(Extracted data entries)

*****

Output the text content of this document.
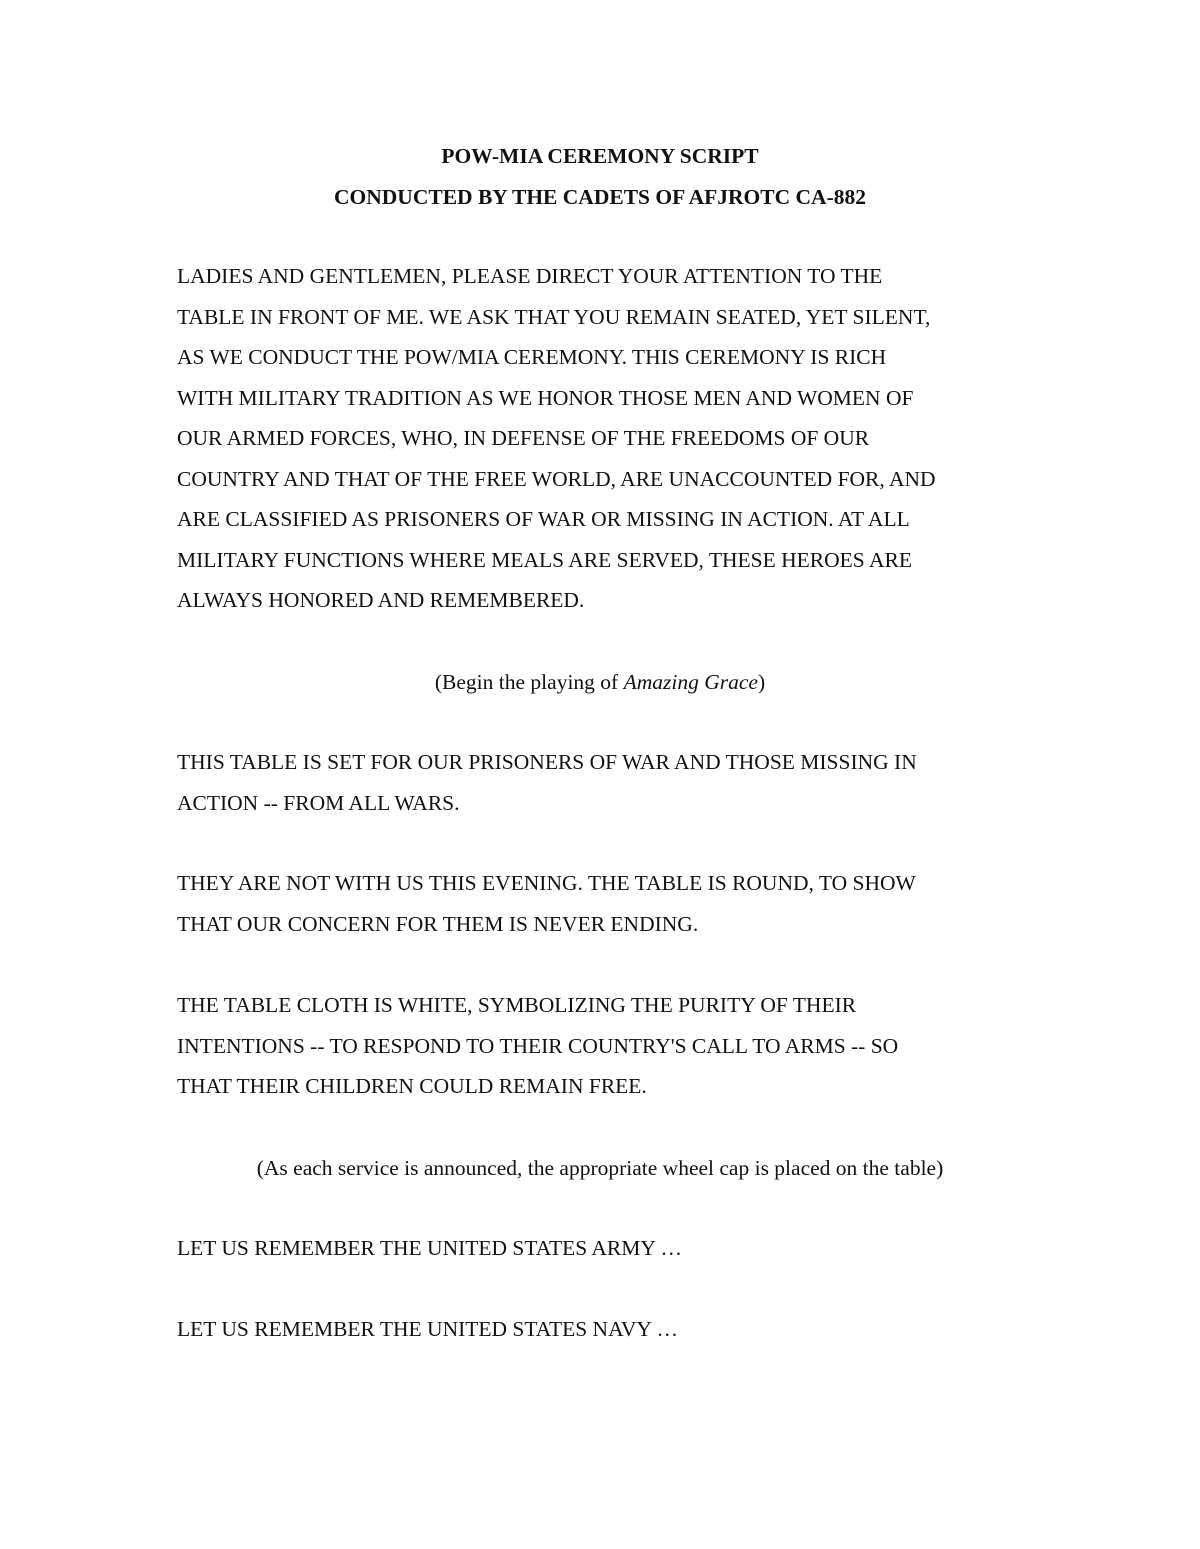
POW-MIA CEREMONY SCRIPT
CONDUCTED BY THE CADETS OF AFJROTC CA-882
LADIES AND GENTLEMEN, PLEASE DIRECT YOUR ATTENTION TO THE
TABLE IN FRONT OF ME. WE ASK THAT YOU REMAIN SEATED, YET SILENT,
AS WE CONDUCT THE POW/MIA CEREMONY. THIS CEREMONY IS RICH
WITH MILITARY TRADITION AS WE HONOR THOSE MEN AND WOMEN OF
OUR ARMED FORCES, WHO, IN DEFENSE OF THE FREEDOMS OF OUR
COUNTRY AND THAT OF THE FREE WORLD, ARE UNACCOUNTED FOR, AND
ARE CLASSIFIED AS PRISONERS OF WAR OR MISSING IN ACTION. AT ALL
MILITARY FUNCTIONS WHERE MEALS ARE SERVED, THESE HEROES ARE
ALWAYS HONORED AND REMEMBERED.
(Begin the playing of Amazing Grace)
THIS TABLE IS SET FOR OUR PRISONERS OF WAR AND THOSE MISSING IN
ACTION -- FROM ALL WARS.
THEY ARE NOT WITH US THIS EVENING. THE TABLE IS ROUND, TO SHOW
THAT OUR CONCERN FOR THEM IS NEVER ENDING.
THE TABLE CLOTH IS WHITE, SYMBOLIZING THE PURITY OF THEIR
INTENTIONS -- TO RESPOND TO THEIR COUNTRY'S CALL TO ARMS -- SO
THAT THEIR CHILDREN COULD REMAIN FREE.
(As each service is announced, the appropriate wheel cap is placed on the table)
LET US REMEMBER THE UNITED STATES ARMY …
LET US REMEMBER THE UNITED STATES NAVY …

*****

### Given instruction
Copy every record character for character. Skip the pictures.

### Answer to this problem
Output the text content of this document.
POW-MIA CEREMONY SCRIPT
CONDUCTED BY THE CADETS OF AFJROTC CA-882
LADIES AND GENTLEMEN, PLEASE DIRECT YOUR ATTENTION TO THE
TABLE IN FRONT OF ME. WE ASK THAT YOU REMAIN SEATED, YET SILENT,
AS WE CONDUCT THE POW/MIA CEREMONY. THIS CEREMONY IS RICH
WITH MILITARY TRADITION AS WE HONOR THOSE MEN AND WOMEN OF
OUR ARMED FORCES, WHO, IN DEFENSE OF THE FREEDOMS OF OUR
COUNTRY AND THAT OF THE FREE WORLD, ARE UNACCOUNTED FOR, AND
ARE CLASSIFIED AS PRISONERS OF WAR OR MISSING IN ACTION. AT ALL
MILITARY FUNCTIONS WHERE MEALS ARE SERVED, THESE HEROES ARE
ALWAYS HONORED AND REMEMBERED.
(Begin the playing of Amazing Grace)
THIS TABLE IS SET FOR OUR PRISONERS OF WAR AND THOSE MISSING IN
ACTION -- FROM ALL WARS.
THEY ARE NOT WITH US THIS EVENING. THE TABLE IS ROUND, TO SHOW
THAT OUR CONCERN FOR THEM IS NEVER ENDING.
THE TABLE CLOTH IS WHITE, SYMBOLIZING THE PURITY OF THEIR
INTENTIONS -- TO RESPOND TO THEIR COUNTRY'S CALL TO ARMS -- SO
THAT THEIR CHILDREN COULD REMAIN FREE.
(As each service is announced, the appropriate wheel cap is placed on the table)
LET US REMEMBER THE UNITED STATES ARMY …
LET US REMEMBER THE UNITED STATES NAVY …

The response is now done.